* _Goal_: From the entries below, count the lines with "this". Write only the count.

* _Supplied information_:
--- --- ---
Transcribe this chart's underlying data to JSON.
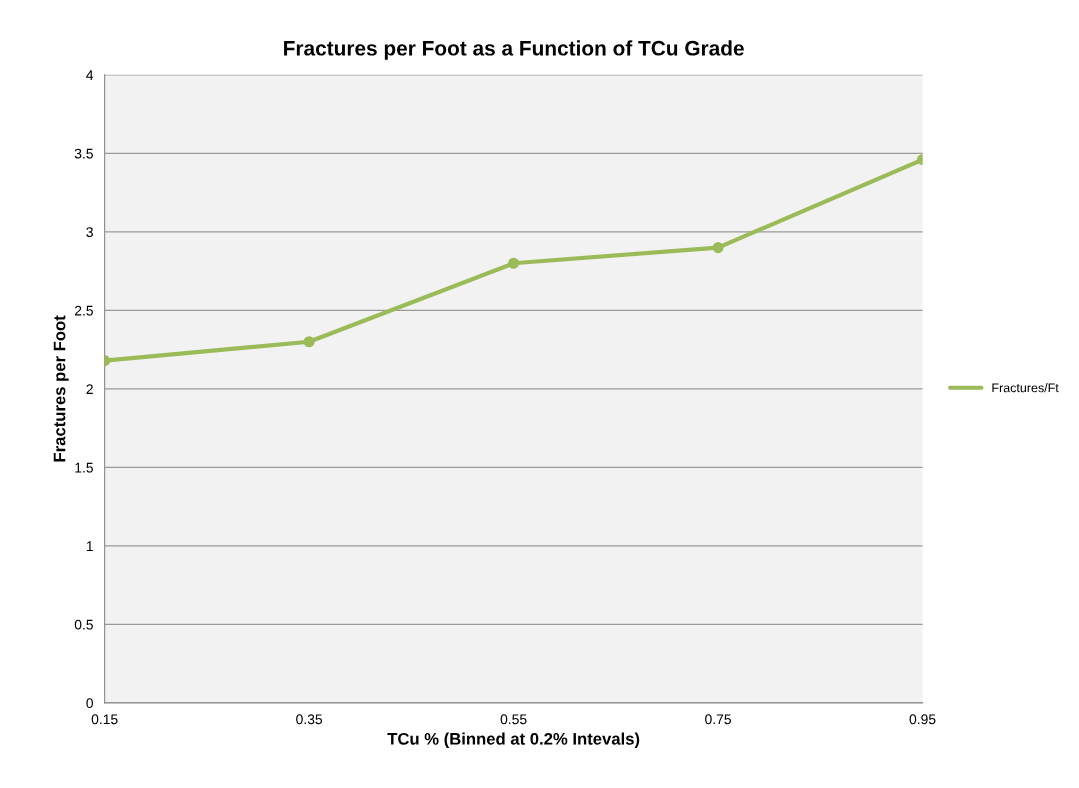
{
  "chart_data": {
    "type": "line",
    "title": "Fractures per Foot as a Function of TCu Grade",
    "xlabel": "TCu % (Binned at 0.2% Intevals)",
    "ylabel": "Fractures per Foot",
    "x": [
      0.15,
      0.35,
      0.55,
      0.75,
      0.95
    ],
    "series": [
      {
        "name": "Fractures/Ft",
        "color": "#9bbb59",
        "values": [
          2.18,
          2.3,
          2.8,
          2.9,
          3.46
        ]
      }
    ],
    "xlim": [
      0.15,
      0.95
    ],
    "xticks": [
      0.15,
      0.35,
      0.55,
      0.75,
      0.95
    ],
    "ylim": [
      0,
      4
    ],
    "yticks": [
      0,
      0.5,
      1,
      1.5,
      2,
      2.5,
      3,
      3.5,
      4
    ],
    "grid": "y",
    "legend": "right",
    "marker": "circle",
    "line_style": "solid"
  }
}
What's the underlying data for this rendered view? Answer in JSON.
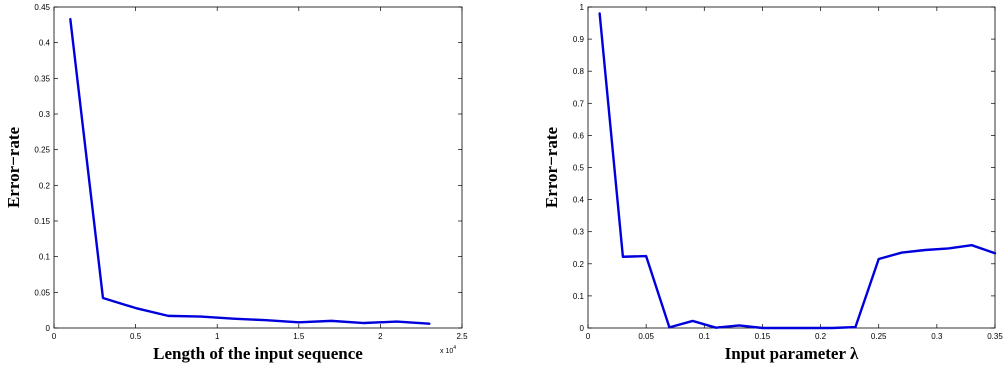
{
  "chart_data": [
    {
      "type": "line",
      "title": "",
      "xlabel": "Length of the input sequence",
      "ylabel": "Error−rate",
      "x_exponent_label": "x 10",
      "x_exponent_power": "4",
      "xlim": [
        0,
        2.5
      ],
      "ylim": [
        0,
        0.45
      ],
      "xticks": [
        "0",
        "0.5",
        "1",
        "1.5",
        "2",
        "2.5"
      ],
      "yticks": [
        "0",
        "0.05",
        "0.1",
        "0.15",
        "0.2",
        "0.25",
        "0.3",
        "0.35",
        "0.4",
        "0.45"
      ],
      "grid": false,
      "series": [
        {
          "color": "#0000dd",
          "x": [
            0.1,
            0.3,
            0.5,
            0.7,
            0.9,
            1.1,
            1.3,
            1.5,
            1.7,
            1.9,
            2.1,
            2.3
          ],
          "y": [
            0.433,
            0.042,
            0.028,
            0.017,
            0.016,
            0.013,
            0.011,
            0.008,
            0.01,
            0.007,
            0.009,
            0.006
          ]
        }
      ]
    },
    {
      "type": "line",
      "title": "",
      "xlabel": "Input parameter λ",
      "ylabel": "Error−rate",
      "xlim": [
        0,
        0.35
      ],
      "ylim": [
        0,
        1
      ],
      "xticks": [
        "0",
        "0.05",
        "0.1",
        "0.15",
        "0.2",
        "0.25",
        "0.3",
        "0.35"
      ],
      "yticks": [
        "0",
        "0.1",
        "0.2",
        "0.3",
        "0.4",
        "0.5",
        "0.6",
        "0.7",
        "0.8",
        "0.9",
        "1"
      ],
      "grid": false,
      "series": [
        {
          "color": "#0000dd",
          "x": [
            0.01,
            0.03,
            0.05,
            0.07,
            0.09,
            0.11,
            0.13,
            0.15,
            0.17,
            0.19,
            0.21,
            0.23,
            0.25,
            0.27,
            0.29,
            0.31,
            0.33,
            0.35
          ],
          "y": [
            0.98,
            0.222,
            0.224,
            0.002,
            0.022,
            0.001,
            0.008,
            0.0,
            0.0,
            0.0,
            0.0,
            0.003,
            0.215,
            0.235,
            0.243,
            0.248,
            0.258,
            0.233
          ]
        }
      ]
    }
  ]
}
--- --- ---
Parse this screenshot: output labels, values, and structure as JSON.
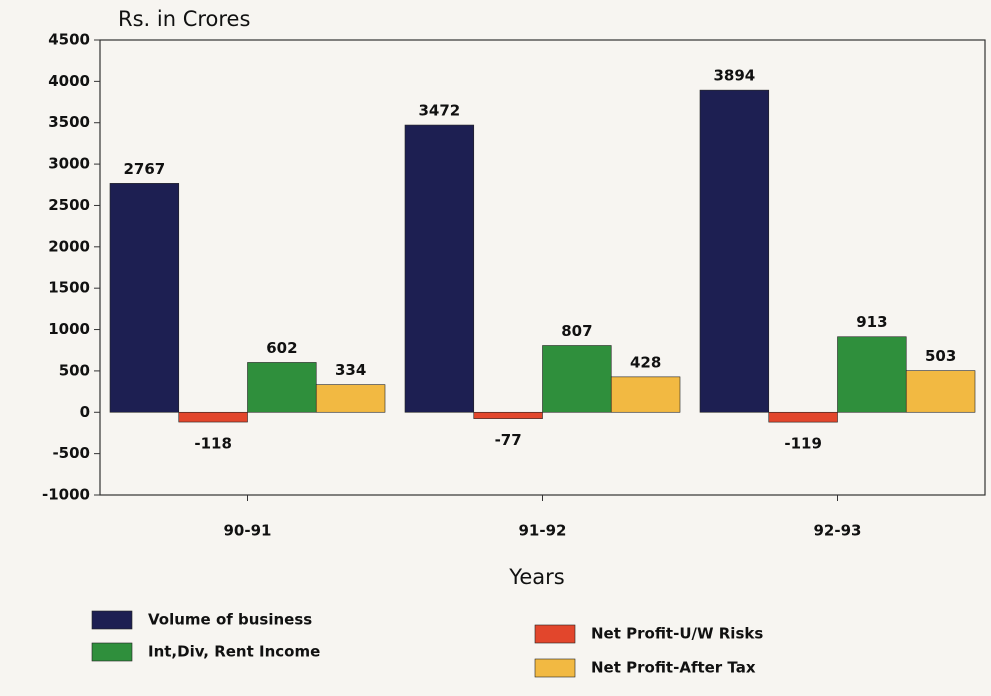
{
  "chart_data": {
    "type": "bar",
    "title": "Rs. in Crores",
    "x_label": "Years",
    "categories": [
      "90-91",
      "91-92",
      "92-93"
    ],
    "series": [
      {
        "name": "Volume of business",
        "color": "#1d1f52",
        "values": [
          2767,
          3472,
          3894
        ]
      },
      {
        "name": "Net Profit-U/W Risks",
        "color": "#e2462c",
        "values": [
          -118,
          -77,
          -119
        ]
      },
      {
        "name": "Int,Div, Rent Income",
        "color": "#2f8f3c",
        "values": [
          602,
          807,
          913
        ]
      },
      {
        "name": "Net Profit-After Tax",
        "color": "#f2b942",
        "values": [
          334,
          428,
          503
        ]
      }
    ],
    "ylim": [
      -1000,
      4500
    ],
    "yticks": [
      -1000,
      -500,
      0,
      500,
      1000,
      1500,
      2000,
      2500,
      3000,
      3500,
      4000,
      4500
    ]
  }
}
--- --- ---
* _Task answer_: 3